> [Problem]: Say how many lines of the listing below contain "Título", giving the number and nothing else.

> [Stored dataset items]:
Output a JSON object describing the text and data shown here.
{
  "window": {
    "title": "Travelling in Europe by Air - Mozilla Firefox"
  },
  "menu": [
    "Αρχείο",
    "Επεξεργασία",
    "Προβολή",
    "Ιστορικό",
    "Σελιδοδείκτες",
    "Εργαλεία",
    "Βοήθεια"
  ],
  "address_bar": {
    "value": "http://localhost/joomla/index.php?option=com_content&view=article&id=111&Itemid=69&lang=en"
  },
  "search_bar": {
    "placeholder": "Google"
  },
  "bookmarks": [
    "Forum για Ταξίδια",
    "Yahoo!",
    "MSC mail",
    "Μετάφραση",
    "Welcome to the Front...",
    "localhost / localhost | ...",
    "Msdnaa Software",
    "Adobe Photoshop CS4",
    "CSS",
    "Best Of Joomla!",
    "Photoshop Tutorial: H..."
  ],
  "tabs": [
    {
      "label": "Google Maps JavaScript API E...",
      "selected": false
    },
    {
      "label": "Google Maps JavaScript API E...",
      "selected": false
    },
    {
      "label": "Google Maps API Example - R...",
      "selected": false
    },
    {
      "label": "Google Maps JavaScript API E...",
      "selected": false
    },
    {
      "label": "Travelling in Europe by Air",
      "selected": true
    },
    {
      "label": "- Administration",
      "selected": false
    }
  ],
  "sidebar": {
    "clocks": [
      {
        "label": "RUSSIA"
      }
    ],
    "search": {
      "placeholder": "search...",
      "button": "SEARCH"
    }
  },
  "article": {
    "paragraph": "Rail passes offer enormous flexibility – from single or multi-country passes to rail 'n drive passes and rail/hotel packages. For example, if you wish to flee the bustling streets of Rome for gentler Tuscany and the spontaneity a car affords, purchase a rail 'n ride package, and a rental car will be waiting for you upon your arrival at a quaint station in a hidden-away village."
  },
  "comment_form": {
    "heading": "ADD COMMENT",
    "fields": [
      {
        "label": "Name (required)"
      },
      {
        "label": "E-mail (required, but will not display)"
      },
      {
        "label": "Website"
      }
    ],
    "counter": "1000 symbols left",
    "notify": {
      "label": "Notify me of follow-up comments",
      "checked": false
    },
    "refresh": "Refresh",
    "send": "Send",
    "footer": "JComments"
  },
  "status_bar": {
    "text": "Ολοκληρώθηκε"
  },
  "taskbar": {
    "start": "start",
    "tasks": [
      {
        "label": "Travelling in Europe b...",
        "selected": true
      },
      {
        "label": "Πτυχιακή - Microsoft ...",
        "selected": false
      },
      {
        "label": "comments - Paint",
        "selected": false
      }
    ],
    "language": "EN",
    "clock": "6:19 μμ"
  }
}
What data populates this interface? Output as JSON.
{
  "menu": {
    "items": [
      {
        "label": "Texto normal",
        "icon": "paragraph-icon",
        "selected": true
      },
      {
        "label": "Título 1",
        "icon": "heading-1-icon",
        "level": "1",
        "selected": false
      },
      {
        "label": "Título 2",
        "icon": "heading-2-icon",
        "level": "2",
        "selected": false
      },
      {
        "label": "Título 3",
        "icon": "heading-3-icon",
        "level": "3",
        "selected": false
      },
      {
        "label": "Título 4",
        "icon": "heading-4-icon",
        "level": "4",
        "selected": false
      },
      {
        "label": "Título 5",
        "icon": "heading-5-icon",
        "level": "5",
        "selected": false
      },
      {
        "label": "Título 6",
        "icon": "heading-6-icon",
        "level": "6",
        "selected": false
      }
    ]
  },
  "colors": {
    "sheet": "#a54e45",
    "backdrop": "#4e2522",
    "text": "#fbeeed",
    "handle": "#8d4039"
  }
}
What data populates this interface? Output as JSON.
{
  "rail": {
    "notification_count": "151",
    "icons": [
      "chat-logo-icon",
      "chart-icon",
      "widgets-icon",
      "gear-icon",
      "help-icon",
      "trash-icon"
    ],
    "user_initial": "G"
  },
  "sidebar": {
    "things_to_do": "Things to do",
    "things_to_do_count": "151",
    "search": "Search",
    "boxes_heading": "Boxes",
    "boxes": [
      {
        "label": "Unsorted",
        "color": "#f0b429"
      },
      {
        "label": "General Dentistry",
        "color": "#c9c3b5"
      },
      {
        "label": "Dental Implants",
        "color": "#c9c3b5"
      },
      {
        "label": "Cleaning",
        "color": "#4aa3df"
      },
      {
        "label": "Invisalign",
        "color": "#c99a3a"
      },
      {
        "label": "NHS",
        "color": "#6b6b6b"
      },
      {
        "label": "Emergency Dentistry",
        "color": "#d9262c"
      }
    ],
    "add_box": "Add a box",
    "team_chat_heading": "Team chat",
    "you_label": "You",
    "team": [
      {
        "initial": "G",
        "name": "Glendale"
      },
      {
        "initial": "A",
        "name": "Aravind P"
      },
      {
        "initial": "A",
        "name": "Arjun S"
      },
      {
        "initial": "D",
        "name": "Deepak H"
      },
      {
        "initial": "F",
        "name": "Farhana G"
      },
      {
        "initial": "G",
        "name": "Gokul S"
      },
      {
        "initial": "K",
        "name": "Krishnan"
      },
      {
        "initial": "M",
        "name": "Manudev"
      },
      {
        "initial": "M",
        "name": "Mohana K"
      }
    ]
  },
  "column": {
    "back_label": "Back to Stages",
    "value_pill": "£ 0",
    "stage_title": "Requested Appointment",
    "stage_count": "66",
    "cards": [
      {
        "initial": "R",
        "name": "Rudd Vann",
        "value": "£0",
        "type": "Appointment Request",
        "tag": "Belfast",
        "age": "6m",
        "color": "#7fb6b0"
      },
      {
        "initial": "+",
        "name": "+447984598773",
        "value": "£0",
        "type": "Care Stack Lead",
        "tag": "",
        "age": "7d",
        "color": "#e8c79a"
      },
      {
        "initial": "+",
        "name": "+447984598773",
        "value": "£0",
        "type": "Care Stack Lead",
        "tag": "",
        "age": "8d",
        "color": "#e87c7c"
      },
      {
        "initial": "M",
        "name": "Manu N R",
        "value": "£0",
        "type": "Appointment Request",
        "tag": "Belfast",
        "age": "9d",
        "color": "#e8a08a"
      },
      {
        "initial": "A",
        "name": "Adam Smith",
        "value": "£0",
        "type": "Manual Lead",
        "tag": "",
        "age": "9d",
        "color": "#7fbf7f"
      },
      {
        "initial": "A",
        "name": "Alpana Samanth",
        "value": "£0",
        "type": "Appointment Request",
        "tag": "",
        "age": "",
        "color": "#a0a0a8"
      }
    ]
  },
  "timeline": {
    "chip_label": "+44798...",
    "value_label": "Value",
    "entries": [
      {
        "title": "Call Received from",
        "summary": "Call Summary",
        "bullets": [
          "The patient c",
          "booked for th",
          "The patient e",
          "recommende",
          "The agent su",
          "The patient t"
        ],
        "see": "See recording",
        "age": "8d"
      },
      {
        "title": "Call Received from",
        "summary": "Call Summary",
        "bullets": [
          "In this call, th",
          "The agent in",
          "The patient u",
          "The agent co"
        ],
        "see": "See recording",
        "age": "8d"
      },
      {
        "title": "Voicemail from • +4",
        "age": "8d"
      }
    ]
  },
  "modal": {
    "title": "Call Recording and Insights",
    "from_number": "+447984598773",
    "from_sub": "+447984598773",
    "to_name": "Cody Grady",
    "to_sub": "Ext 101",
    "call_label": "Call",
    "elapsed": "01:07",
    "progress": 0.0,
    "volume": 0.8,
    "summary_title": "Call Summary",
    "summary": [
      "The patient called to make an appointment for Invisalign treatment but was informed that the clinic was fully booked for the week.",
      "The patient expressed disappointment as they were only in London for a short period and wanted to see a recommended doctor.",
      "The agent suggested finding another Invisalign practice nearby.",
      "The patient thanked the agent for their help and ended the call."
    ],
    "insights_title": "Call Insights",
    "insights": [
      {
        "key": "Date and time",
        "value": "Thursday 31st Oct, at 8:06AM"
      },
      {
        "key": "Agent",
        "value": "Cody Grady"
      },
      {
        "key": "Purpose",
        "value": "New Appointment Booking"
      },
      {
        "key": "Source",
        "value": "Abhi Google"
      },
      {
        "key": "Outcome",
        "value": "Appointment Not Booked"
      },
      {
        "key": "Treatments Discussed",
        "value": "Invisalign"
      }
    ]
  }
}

> [Expected answer]: 6